:: EXERCISE MATERIAL
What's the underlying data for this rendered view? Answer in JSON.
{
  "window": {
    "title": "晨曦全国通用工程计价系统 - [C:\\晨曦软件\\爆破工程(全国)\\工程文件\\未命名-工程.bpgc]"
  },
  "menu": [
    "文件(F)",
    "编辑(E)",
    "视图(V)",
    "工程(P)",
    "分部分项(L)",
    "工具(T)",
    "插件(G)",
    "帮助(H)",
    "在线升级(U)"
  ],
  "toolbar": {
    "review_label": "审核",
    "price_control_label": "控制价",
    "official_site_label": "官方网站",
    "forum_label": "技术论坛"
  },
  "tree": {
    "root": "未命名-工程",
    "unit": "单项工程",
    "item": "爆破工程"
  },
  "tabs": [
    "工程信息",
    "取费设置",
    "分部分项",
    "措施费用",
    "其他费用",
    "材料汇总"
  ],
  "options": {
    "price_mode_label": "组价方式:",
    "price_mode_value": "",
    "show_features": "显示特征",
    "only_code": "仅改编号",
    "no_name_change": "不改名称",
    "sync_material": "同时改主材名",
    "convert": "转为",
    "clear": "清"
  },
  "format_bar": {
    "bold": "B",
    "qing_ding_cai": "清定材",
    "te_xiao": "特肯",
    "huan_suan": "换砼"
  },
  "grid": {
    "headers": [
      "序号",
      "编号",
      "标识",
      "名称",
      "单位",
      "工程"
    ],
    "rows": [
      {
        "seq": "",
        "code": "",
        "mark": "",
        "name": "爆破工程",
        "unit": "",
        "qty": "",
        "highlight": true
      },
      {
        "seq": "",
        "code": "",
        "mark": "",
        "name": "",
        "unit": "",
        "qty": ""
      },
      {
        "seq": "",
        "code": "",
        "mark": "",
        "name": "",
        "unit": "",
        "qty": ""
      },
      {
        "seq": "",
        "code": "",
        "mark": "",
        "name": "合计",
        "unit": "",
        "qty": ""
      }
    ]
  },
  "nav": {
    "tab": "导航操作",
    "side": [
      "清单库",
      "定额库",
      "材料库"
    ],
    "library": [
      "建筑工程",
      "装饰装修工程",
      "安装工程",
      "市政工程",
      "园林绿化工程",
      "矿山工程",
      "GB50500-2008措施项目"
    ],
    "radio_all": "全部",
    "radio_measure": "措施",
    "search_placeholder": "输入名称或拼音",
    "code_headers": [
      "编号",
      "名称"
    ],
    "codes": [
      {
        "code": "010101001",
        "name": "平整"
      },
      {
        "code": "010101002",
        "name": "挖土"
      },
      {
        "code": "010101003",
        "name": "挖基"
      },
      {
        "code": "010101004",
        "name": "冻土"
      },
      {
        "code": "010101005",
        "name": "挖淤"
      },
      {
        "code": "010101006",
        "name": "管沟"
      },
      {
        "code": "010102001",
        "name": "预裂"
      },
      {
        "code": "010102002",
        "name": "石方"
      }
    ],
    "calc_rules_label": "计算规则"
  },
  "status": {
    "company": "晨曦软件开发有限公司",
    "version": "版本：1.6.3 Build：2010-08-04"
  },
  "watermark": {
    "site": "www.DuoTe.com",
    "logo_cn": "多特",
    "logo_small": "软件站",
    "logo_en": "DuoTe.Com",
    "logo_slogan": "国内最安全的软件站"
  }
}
::::
#### AIM
Identify each line holding the string "爆破工程", and copy it out.

#### OUTPUT
    "title": "晨曦全国通用工程计价系统 - [C:\\晨曦软件\\爆破工程(全国)\\工程文件\\未命名-工程.bpgc]"
    "item": "爆破工程"
        "name": "爆破工程",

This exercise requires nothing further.